REQUIRED WORK
Leave out the pictures; transcribe all else exactly.
--- SUPPLIED MATERIAL ---
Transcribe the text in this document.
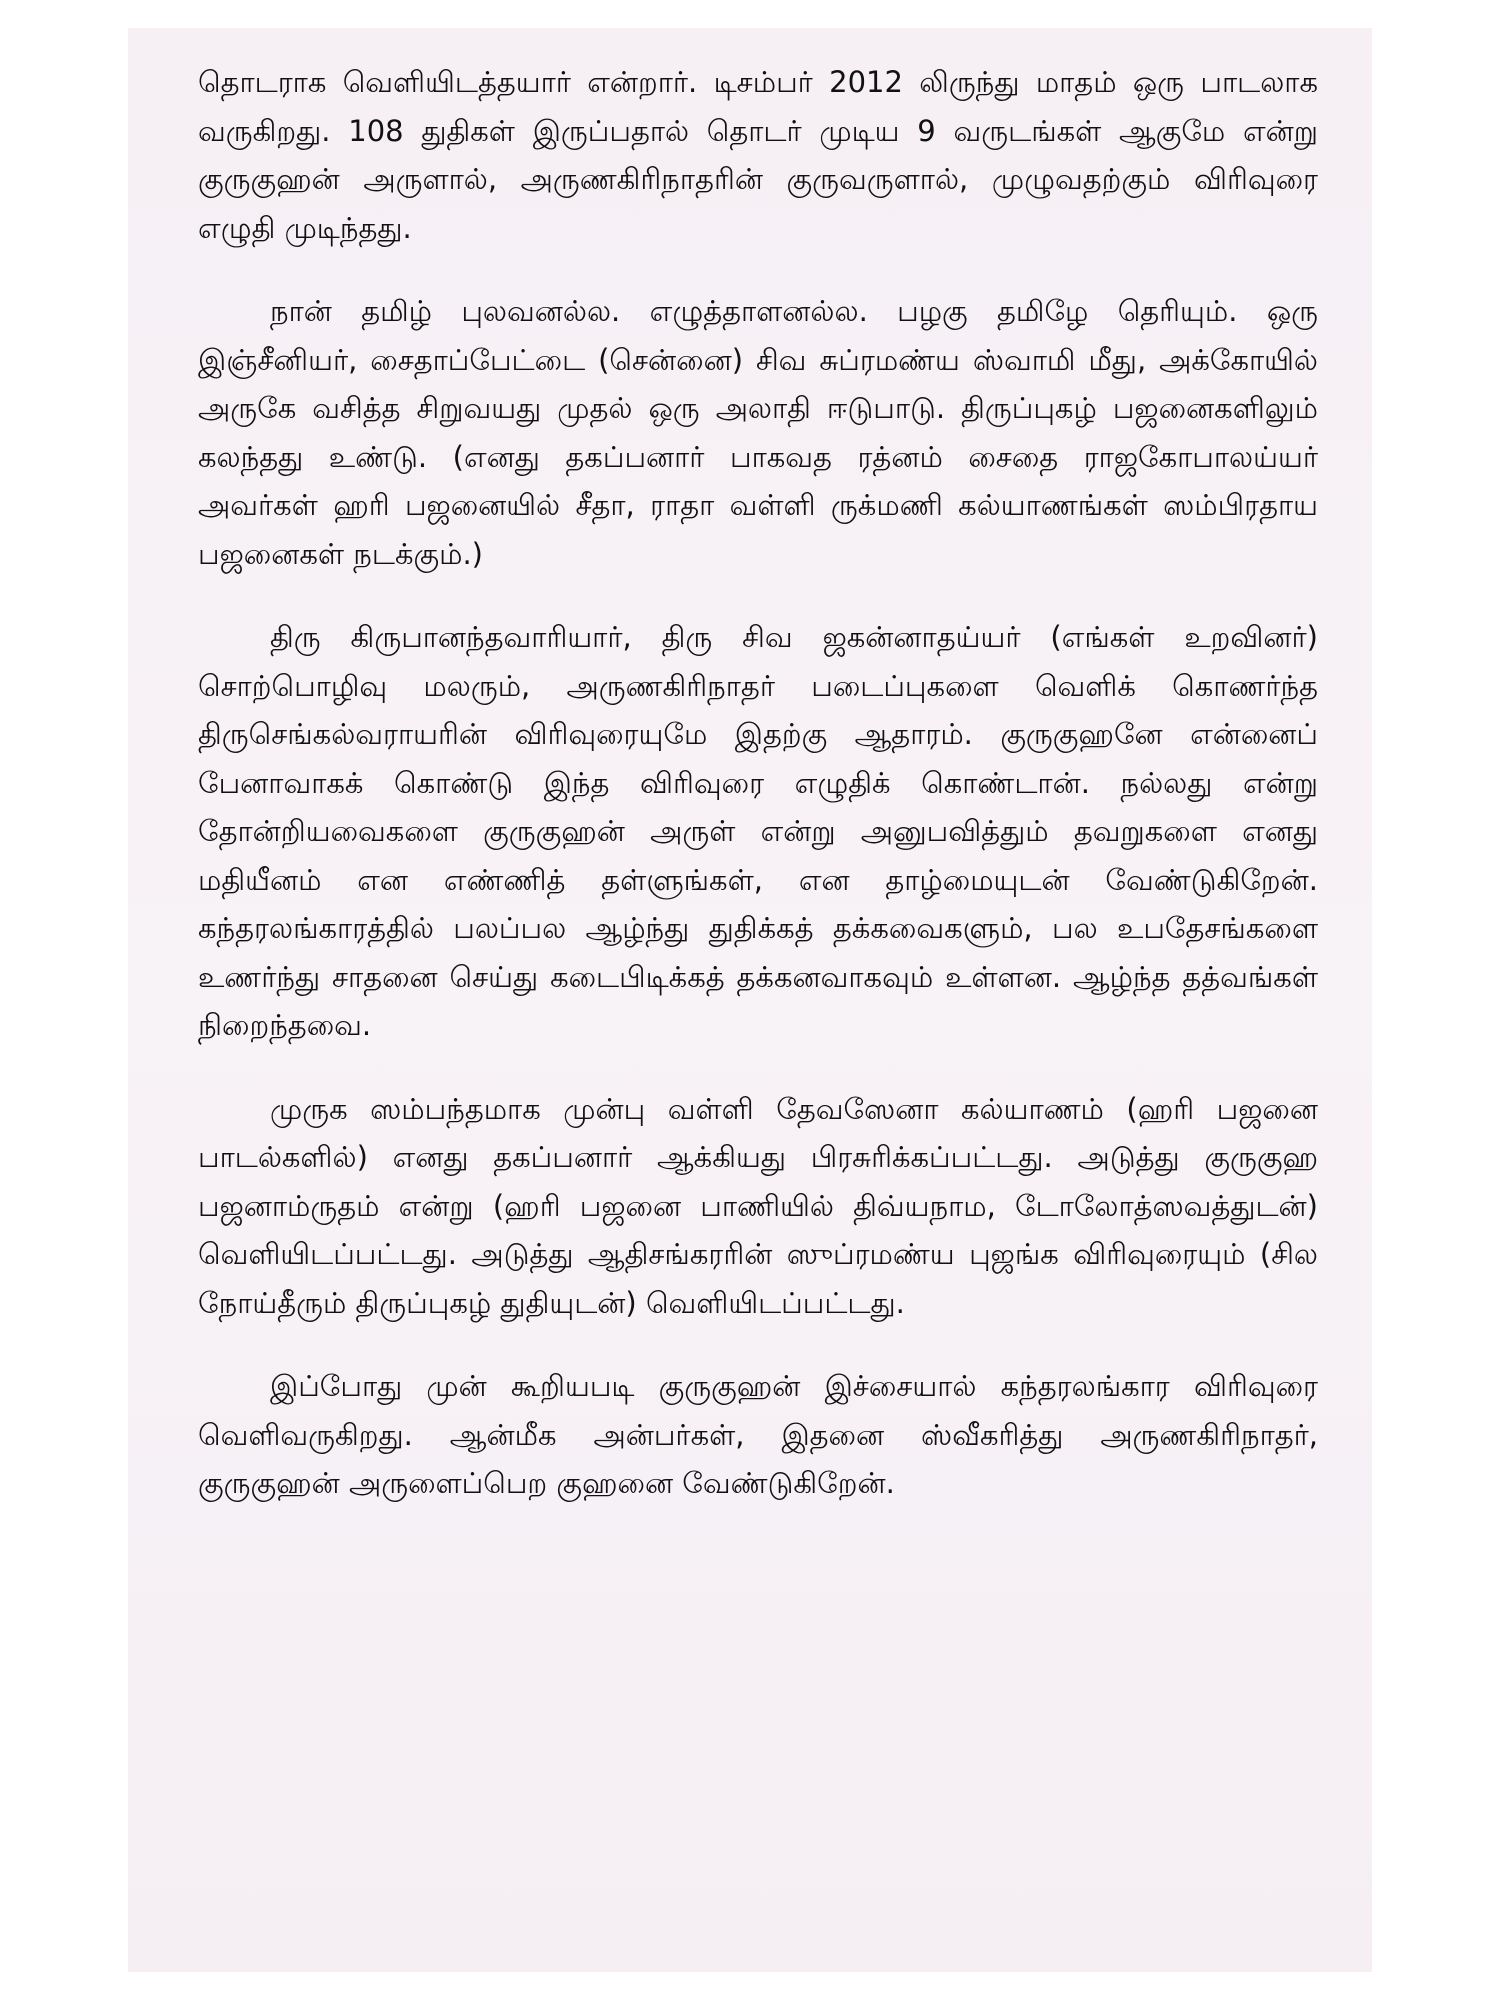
தொடராக வெளியிடத்தயார் என்றார். டிசம்பர் 2012 லிருந்து மாதம் ஒரு பாடலாக வருகிறது. 108 துதிகள் இருப்பதால் தொடர் முடிய 9 வருடங்கள் ஆகுமே என்று குருகுஹன் அருளால், அருணகிரிநாதரின் குருவருளால், முழுவதற்கும் விரிவுரை எழுதி முடிந்தது.

நான் தமிழ் புலவனல்ல. எழுத்தாளனல்ல. பழகு தமிழே தெரியும். ஒரு இஞ்சீனியர், சைதாப்பேட்டை (சென்னை) சிவ சுப்ரமண்ய ஸ்வாமி மீது, அக்கோயில் அருகே வசித்த சிறுவயது முதல் ஒரு அலாதி ஈடுபாடு. திருப்புகழ் பஜனைகளிலும் கலந்தது உண்டு. (எனது தகப்பனார் பாகவத ரத்னம் சைதை ராஜகோபாலய்யர் அவர்கள் ஹரி பஜனையில் சீதா, ராதா வள்ளி ருக்மணி கல்யாணங்கள் ஸம்பிரதாய பஜனைகள் நடக்கும்.)

திரு கிருபானந்தவாரியார், திரு சிவ ஜகன்னாதய்யர் (எங்கள் உறவினர்) சொற்பொழிவு மலரும், அருணகிரிநாதர் படைப்புகளை வெளிக் கொணர்ந்த திருசெங்கல்வராயரின் விரிவுரையுமே இதற்கு ஆதாரம். குருகுஹனே என்னைப் பேனாவாகக் கொண்டு இந்த விரிவுரை எழுதிக் கொண்டான். நல்லது என்று தோன்றியவைகளை குருகுஹன் அருள் என்று அனுபவித்தும் தவறுகளை எனது மதியீனம் என எண்ணித் தள்ளுங்கள், என தாழ்மையுடன் வேண்டுகிறேன். கந்தரலங்காரத்தில் பலப்பல ஆழ்ந்து துதிக்கத் தக்கவைகளும், பல உபதேசங்களை உணர்ந்து சாதனை செய்து கடைபிடிக்கத் தக்கனவாகவும் உள்ளன. ஆழ்ந்த தத்வங்கள் நிறைந்தவை.

முருக ஸம்பந்தமாக முன்பு வள்ளி தேவஸேனா கல்யாணம் (ஹரி பஜனை பாடல்களில்) எனது தகப்பனார் ஆக்கியது பிரசுரிக்கப்பட்டது. அடுத்து குருகுஹ பஜனாம்ருதம் என்று (ஹரி பஜனை பாணியில் திவ்யநாம, டோலோத்ஸவத்துடன்) வெளியிடப்பட்டது. அடுத்து ஆதிசங்கரரின் ஸுப்ரமண்ய புஜங்க விரிவுரையும் (சில நோய்தீரும் திருப்புகழ் துதியுடன்) வெளியிடப்பட்டது.

இப்போது முன் கூறியபடி குருகுஹன் இச்சையால் கந்தரலங்கார விரிவுரை வெளிவருகிறது. ஆன்மீக அன்பர்கள், இதனை ஸ்வீகரித்து அருணகிரிநாதர், குருகுஹன் அருளைப்பெற குஹனை வேண்டுகிறேன்.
---
REPLY TO THE TASK
Transcribe the text in this document.
தொடராக வெளியிடத்தயார் என்றார். டிசம்பர் 2012 லிருந்து மாதம் ஒரு பாடலாக வருகிறது. 108 துதிகள் இருப்பதால் தொடர் முடிய 9 வருடங்கள் ஆகுமே என்று குருகுஹன் அருளால், அருணகிரிநாதரின் குருவருளால், முழுவதற்கும் விரிவுரை எழுதி முடிந்தது.

நான் தமிழ் புலவனல்ல. எழுத்தாளனல்ல. பழகு தமிழே தெரியும். ஒரு இஞ்சீனியர், சைதாப்பேட்டை (சென்னை) சிவ சுப்ரமண்ய ஸ்வாமி மீது, அக்கோயில் அருகே வசித்த சிறுவயது முதல் ஒரு அலாதி ஈடுபாடு. திருப்புகழ் பஜனைகளிலும் கலந்தது உண்டு. (எனது தகப்பனார் பாகவத ரத்னம் சைதை ராஜகோபாலய்யர் அவர்கள் ஹரி பஜனையில் சீதா, ராதா வள்ளி ருக்மணி கல்யாணங்கள் ஸம்பிரதாய பஜனைகள் நடக்கும்.)

திரு கிருபானந்தவாரியார், திரு சிவ ஜகன்னாதய்யர் (எங்கள் உறவினர்) சொற்பொழிவு மலரும், அருணகிரிநாதர் படைப்புகளை வெளிக் கொணர்ந்த திருசெங்கல்வராயரின் விரிவுரையுமே இதற்கு ஆதாரம். குருகுஹனே என்னைப் பேனாவாகக் கொண்டு இந்த விரிவுரை எழுதிக் கொண்டான். நல்லது என்று தோன்றியவைகளை குருகுஹன் அருள் என்று அனுபவித்தும் தவறுகளை எனது மதியீனம் என எண்ணித் தள்ளுங்கள், என தாழ்மையுடன் வேண்டுகிறேன். கந்தரலங்காரத்தில் பலப்பல ஆழ்ந்து துதிக்கத் தக்கவைகளும், பல உபதேசங்களை உணர்ந்து சாதனை செய்து கடைபிடிக்கத் தக்கனவாகவும் உள்ளன. ஆழ்ந்த தத்வங்கள் நிறைந்தவை.

முருக ஸம்பந்தமாக முன்பு வள்ளி தேவஸேனா கல்யாணம் (ஹரி பஜனை பாடல்களில்) எனது தகப்பனார் ஆக்கியது பிரசுரிக்கப்பட்டது. அடுத்து குருகுஹ பஜனாம்ருதம் என்று (ஹரி பஜனை பாணியில் திவ்யநாம, டோலோத்ஸவத்துடன்) வெளியிடப்பட்டது. அடுத்து ஆதிசங்கரரின் ஸுப்ரமண்ய புஜங்க விரிவுரையும் (சில நோய்தீரும் திருப்புகழ் துதியுடன்) வெளியிடப்பட்டது.

இப்போது முன் கூறியபடி குருகுஹன் இச்சையால் கந்தரலங்கார விரிவுரை வெளிவருகிறது. ஆன்மீக அன்பர்கள், இதனை ஸ்வீகரித்து அருணகிரிநாதர், குருகுஹன் அருளைப்பெற குஹனை வேண்டுகிறேன்.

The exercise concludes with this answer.